**What is required:** Determine how many lines hold "επιδοτήσεις" and give only that number.

**Given entries:**
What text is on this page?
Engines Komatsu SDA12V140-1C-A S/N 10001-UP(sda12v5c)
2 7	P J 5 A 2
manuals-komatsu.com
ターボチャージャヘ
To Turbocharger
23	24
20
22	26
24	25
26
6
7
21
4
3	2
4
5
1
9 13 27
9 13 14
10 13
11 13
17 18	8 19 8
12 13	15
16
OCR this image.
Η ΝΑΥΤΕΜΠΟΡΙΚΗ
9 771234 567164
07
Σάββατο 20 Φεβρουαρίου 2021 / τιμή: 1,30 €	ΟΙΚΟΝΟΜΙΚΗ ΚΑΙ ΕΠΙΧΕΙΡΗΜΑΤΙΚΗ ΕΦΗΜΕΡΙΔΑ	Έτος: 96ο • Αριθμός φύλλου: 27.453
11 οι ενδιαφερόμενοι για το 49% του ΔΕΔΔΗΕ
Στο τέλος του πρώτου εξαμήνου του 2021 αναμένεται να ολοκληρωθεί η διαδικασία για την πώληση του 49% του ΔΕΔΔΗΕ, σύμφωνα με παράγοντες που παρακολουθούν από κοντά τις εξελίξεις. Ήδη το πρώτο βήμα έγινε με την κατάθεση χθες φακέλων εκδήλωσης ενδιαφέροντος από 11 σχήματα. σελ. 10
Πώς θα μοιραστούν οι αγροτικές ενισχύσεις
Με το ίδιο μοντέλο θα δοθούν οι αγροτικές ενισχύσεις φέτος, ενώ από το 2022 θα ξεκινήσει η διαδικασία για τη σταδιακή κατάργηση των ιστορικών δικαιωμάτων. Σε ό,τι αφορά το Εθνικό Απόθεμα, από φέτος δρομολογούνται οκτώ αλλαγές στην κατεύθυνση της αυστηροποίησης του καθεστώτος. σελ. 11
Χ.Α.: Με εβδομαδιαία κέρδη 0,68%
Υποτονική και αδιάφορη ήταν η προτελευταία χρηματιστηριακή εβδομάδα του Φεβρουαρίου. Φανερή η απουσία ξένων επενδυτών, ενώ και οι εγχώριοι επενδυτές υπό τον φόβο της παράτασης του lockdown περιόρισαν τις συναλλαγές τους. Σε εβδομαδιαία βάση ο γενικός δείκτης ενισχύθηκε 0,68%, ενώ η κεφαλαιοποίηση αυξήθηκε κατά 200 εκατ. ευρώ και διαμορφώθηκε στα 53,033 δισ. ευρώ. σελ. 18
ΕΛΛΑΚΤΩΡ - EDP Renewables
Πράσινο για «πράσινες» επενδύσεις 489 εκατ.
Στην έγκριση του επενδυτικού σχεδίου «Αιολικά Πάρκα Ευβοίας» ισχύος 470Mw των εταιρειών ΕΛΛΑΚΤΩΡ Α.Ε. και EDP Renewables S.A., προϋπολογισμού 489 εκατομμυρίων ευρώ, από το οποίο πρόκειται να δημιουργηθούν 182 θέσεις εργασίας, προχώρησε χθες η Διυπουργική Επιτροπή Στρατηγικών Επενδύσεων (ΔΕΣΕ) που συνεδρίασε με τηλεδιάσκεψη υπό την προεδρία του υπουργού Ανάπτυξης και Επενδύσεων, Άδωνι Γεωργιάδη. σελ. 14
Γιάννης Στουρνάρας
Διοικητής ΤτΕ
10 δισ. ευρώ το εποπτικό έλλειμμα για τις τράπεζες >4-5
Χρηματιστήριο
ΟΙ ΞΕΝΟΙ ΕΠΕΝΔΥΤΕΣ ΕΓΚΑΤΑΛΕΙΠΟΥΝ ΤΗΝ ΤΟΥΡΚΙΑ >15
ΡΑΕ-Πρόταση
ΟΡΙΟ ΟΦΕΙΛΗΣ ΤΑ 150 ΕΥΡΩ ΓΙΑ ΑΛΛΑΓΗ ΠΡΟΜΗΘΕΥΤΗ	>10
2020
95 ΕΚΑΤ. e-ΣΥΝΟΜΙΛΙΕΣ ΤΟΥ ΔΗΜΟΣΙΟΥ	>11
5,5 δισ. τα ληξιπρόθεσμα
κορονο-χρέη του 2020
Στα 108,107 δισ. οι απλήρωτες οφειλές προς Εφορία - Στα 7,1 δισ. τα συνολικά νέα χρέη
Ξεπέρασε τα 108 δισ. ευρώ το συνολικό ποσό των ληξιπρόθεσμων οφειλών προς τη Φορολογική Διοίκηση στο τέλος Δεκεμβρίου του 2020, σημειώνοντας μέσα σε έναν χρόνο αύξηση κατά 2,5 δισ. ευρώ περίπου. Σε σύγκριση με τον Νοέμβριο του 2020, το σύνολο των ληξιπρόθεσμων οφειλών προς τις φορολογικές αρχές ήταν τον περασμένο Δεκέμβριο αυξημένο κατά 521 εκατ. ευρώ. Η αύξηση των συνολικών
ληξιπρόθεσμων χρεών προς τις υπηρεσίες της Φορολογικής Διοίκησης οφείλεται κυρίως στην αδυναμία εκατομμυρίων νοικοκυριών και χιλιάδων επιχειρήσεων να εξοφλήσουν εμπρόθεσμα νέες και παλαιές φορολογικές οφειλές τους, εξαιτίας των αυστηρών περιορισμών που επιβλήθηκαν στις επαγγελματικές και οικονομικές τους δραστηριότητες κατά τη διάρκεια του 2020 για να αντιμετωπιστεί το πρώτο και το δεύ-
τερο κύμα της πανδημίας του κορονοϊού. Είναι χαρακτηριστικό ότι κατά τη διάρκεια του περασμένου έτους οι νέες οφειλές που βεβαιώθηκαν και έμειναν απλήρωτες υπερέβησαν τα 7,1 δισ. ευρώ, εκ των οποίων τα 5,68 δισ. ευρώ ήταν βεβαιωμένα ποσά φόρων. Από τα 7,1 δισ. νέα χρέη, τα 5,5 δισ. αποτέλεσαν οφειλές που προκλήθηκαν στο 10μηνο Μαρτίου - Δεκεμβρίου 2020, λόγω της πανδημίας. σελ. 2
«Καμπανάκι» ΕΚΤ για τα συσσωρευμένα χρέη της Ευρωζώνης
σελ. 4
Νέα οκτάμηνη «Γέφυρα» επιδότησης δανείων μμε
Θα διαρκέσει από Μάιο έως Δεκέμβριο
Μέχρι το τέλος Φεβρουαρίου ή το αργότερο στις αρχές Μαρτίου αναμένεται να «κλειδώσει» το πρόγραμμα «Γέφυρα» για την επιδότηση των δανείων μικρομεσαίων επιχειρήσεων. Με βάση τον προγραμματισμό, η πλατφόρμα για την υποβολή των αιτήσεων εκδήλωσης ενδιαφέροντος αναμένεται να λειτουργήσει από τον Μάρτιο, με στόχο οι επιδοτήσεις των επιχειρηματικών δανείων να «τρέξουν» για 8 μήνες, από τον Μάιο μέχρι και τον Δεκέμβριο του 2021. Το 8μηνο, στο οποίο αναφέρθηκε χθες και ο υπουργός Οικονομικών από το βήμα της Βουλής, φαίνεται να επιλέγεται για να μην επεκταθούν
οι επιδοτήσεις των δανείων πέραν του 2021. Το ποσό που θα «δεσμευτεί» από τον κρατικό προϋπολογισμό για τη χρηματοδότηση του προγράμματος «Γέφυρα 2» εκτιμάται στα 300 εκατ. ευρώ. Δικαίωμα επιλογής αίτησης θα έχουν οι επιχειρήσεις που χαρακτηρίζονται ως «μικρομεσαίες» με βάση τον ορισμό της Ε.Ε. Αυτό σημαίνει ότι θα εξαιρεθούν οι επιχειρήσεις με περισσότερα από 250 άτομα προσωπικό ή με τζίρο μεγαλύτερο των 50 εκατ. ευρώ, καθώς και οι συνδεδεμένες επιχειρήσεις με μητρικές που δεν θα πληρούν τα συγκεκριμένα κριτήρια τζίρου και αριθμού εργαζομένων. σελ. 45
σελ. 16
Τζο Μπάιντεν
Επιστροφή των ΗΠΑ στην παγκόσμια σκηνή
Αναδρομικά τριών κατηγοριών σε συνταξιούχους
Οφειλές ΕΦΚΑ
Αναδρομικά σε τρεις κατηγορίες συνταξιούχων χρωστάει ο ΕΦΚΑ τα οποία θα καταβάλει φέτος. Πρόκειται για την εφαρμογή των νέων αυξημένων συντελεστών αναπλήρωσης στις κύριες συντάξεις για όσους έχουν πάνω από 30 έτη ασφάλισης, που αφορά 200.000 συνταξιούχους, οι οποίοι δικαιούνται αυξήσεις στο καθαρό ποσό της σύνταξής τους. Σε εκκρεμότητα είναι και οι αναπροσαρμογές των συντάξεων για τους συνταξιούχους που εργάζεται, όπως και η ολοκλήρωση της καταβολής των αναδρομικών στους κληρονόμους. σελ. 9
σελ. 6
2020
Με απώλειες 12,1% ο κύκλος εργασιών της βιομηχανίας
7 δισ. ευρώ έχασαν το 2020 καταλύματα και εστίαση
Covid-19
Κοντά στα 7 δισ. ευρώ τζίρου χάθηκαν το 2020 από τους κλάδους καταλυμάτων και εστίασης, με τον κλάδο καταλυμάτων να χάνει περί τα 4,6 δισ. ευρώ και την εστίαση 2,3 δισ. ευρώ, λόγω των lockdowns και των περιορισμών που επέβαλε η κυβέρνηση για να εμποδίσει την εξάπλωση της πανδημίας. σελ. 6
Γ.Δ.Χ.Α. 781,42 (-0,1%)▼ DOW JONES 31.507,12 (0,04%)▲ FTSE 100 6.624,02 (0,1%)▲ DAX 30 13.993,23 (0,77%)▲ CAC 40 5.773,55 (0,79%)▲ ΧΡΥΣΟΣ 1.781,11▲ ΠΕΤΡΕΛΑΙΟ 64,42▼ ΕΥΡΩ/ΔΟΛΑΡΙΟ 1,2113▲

**Result below:** 2